**Set exercise**
Skip the pictures and extract all of the lines exactly as written.

**Items**
----------
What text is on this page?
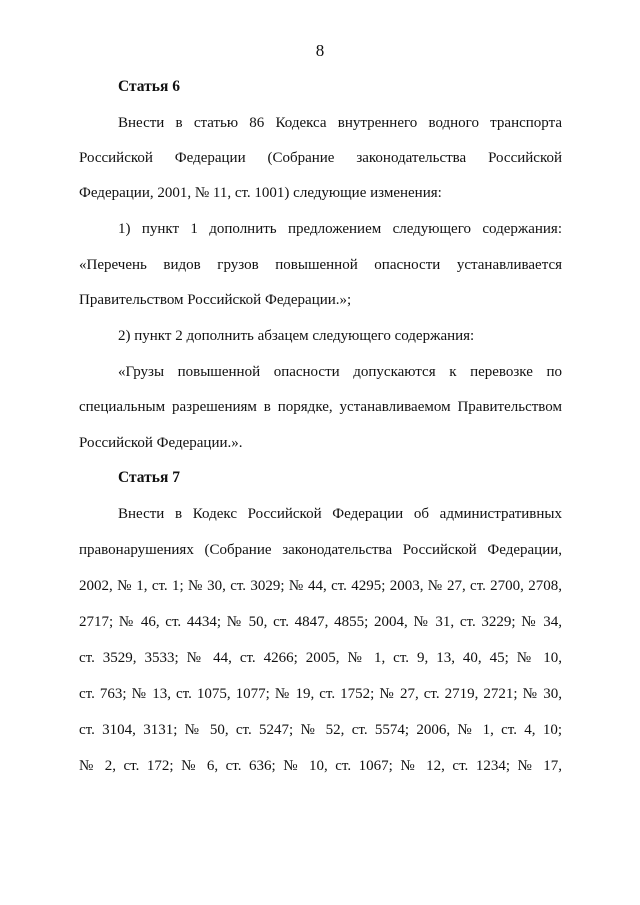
8
Статья 6
Внести в статью 86 Кодекса внутреннего водного транспорта
Российской Федерации (Собрание законодательства Российской
Федерации, 2001, № 11, ст. 1001) следующие изменения:
1) пункт 1 дополнить предложением следующего содержания:
«Перечень видов грузов повышенной опасности устанавливается
Правительством Российской Федерации.»;
2) пункт 2 дополнить абзацем следующего содержания:
«Грузы повышенной опасности допускаются к перевозке по
специальным разрешениям в порядке, устанавливаемом Правительством
Российской Федерации.».
Статья 7
Внести в Кодекс Российской Федерации об административных
правонарушениях (Собрание законодательства Российской Федерации,
2002, № 1, ст. 1; № 30, ст. 3029; № 44, ст. 4295; 2003, № 27, ст. 2700, 2708,
2717; № 46, ст. 4434; № 50, ст. 4847, 4855; 2004, № 31, ст. 3229; № 34,
ст. 3529, 3533; № 44, ст. 4266; 2005, № 1, ст. 9, 13, 40, 45; № 10,
ст. 763; № 13, ст. 1075, 1077; № 19, ст. 1752; № 27, ст. 2719, 2721; № 30,
ст. 3104, 3131; № 50, ст. 5247; № 52, ст. 5574; 2006, № 1, ст. 4, 10;
№ 2, ст. 172; № 6, ст. 636; № 10, ст. 1067; № 12, ст. 1234; № 17,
----------
**Correct response**
What text is on this page?
8
Статья 6
Внести в статью 86 Кодекса внутреннего водного транспорта
Российской Федерации (Собрание законодательства Российской
Федерации, 2001, № 11, ст. 1001) следующие изменения:
1) пункт 1 дополнить предложением следующего содержания:
«Перечень видов грузов повышенной опасности устанавливается
Правительством Российской Федерации.»;
2) пункт 2 дополнить абзацем следующего содержания:
«Грузы повышенной опасности допускаются к перевозке по
специальным разрешениям в порядке, устанавливаемом Правительством
Российской Федерации.».
Статья 7
Внести в Кодекс Российской Федерации об административных
правонарушениях (Собрание законодательства Российской Федерации,
2002, № 1, ст. 1; № 30, ст. 3029; № 44, ст. 4295; 2003, № 27, ст. 2700, 2708,
2717; № 46, ст. 4434; № 50, ст. 4847, 4855; 2004, № 31, ст. 3229; № 34,
ст. 3529, 3533; № 44, ст. 4266; 2005, № 1, ст. 9, 13, 40, 45; № 10,
ст. 763; № 13, ст. 1075, 1077; № 19, ст. 1752; № 27, ст. 2719, 2721; № 30,
ст. 3104, 3131; № 50, ст. 5247; № 52, ст. 5574; 2006, № 1, ст. 4, 10;
№ 2, ст. 172; № 6, ст. 636; № 10, ст. 1067; № 12, ст. 1234; № 17,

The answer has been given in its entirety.